- Exercise goal
Resume the mailing-list message about SER and OpenSER benchmarking below, continuing it from its final sentence.

- Text provided
::::::::
[Serusers] Re: [Users] TM : retransmission timers

Vaclav Kubart vaclav.kubart at iptel.org
Tue Nov 28 00:31:16 CET 2006


Right, these tests were not objective. I don't know really objective
tests. But I tried to do them. Please, does anybody has a suggestion
what should I set up (config, compilation parameters) to get more
objective tests?

	thanks,
		Vaclav

P.S. Resending message because it was marked as spam, sorry.

On Tue, Nov 28, 2006 at 12:28:12AM +0100, Andrei Pelinescu-Onciul wrote:
> On Nov 27, 2006 at 23:16, Daniel-Constantin Mierla <daniel at voice-system.ro> wrote:
> > As I can see, you get better and better with openser, maybe you can get 
> > some training so you will be able to configure and tune it properly to 
> > fit your needs and get the appropriate results (googling will reveal 
> > some doing trainings for openser). So which are right, these ones, the 
> > previous ones or the next testing results? You tested something, which 
> > (I suppose) you are very familiar with (ser), against something that you 
> > do not know properly to configure. There are some internals that differ 
> > a lot and may have quite a lot of performance impact.
> 
> Such as?
> I really think that you should try to chill out a little.
> 
> Instead of being happy that someone ran some benchmarks (which you
> should probably do more often), you continue to try attack our tests,
> but you fail to point what's wrong with them (you can see all the configs 
> and the compile parameters used).
> As a matter of fact there was an error, but this involved ser. ser.cvs
> was compiled with malloc debugging (-DDBG_QM_MALLOC and without 
> -DF_MALLOC). So ser pre-release is even faster.
> 
> These were only some benchmarks, you can fix the performance problems in
> a new release or you can ignore them and concentrate on stuff you find
> more important.
> If you dislike so much being benchmarked, then put something like
> "please don't publish benchmark results for openser" in the README and/
> or the web page.
> 
> 
> > 
> > Just after you sent this mail, I have seen a commit to usrloc which 
> > saves some problems I pointed in my previous email in this thread (so, 
> > yes, we are concerned about performance, and see you need to catch up 
> > now in some directions). The difference is now that ser's usrloc hash 
> > table size is by default 2^14 (16384) while in openser is 2^9 (512). So 
> > I guess some tests you can do now will be faster for ser, but to change 
> > the hash value in ser you have to re-compile, as opposite to openser 
> > where you can do it via module parameter.
> 
> To answer in the same spirit you wrote all your mails in this thread: if
> this was not a cosmetic fix (you've just replaced the hash with the hash
> from core) and you were really concerned about the performance then why
> haven't you changed the hash table size too?
> 512 is far too small (I won't give any perfromance numbers I don't want
> to make you even more angrier :-))
> Why would you want to change the hash size from the config? Do you
> really know somebody who wanted/needed to do this? If you use a variable
> for the hash size the compiler will not be able to optimize the modulo
> operation (x % hash_size) and it will have to implement it using slow
> DIVs. Using a 2^k constant the whole modulo operation will be optimized
> to  & (2^k - 1). A DIV takes minimum 56 cycles on a P4 and 16 on an
> AMD64 (and this if the operands are in _registers_ which will probably
> not happen for the variable containing the hash size). An  "and" takes
> only 1 cycle (and the operand is an immediate constant).
::::::::
- Dataset rows
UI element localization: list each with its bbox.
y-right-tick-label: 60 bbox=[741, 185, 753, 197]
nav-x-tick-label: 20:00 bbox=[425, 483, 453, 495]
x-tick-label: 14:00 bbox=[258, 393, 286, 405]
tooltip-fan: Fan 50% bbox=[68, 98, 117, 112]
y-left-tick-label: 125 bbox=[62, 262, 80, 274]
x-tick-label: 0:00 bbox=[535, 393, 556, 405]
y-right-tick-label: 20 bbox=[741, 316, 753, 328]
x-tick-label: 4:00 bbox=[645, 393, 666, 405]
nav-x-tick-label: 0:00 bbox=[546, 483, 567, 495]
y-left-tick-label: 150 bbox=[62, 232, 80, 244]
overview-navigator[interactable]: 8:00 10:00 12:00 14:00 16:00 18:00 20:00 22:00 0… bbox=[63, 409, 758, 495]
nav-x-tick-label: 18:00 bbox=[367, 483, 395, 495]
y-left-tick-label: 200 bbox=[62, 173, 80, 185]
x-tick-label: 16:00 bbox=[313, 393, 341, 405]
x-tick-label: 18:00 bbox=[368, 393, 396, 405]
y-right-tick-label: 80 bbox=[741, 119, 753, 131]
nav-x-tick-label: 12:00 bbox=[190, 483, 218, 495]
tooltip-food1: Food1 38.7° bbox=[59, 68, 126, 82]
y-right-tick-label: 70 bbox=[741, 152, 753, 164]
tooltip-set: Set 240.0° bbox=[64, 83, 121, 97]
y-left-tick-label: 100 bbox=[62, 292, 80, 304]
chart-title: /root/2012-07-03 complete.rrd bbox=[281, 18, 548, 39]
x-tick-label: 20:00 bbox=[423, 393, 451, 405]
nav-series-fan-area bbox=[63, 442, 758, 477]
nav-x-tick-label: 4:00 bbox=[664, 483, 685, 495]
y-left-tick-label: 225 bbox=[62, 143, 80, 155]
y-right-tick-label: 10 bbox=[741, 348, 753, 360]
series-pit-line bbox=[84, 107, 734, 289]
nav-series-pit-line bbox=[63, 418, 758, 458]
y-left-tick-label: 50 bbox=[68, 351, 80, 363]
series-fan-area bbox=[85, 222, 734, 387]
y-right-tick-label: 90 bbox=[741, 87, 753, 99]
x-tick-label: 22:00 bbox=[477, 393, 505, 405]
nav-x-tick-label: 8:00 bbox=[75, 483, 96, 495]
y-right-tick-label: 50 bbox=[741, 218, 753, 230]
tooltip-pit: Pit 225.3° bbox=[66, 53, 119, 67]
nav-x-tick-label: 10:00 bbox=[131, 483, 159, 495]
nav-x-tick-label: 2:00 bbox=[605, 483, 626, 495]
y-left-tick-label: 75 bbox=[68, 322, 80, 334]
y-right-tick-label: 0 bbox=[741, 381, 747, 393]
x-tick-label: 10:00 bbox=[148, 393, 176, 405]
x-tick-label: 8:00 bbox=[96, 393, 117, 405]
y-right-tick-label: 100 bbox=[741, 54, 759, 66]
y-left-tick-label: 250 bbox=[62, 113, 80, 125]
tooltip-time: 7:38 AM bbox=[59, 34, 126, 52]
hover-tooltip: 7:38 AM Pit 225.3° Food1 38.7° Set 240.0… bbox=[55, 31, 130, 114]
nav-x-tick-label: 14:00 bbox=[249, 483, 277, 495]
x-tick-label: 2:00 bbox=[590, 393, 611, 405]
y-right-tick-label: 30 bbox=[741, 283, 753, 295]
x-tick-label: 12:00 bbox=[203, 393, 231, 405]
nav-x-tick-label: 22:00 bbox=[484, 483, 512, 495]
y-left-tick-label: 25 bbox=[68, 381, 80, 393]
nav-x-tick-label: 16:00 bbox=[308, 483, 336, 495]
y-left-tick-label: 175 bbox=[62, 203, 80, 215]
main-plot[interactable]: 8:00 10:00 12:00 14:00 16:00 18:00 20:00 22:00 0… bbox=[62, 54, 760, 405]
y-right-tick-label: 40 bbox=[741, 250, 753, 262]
::::::::
- Exercise output
> Look also at the rest of the hash function: it uses only XORs, shifts
> and additions, operations that all execute in 1 cycle => for normal small
>  uris your DIV operation will take a very significant time from the
>  total ammount spent hashing.
> Note also that there is another difference: we use a different hash
> function in ser, one that gives very good distributions also for numbers
>  (.e.g. 12345 at foo.bar) and not only strings.
> 
> 
> > 
> > So please, try to make sure that the corresponding parameters have same 
> > values, from number of processes, to memory, hash tables sizes, and so 
> > on ... for future tests. If you are not able to do fair tests, it is 
> > better to leave it for some impartial entities. With the description of 
> > your tests a lot of parameters and variables are hidden, and do not 
> > reflect the real capacity of the applications (I can say it now at least 
> > for openser).
> 
> We never claimed this was the most optimized setup possible. As I
> pointed out ser was the one which was handicaped. 
> I would however appreciate if you would share some of the secret openser
> tunning that would have changed the test results. Speaking of the
> hashes: it's not our fault if you choose the wrong value for them. Hash
> size is always a compromise between memory usage and speed (and usually
> some testing is necessary to find the best values). openser was neither
> exactly a "low memory" user or fast.
> Note: I have no ideea if you did really choose bad hash sizes for tm
>  (since this is what you seem to imply), but if you kept the values from
>  0.9.4 you should be safe.
> 
> 
> > 
> > And just to remember, as proved, you got very good performances but 
> > wrong processing. I will ask you and users: do you prefer to have *high 
> > performances* tied to *invalid processing* of the requests?
> > http://openser.org/pipermail/users/2006-November/007843.html
> > Well, maybe for some folks it is a 'proud' to say: *ser offers very fast 
> > _invalid_ functionalities* or "ser can scale to millions of _offline_ 
> > users*.
> 
> Let me thank once again for the bug report. However let me point out
> that what you call invalid functionalities are some minor variable
> timer problems that in the worst case will extend a final reponse timer
> for ser 0.9.x (if variable timers are used).
> 
> > 
> > You owe to say to the users that the performances were obtained with a 
> > *buggy SIP transaction processing*, and correct the web pages posted at 
> > the link below.
> 
> Do you mean in openser? Sorry, all this time I thought you were in
> denial, I haven't expected such a straight confession :-)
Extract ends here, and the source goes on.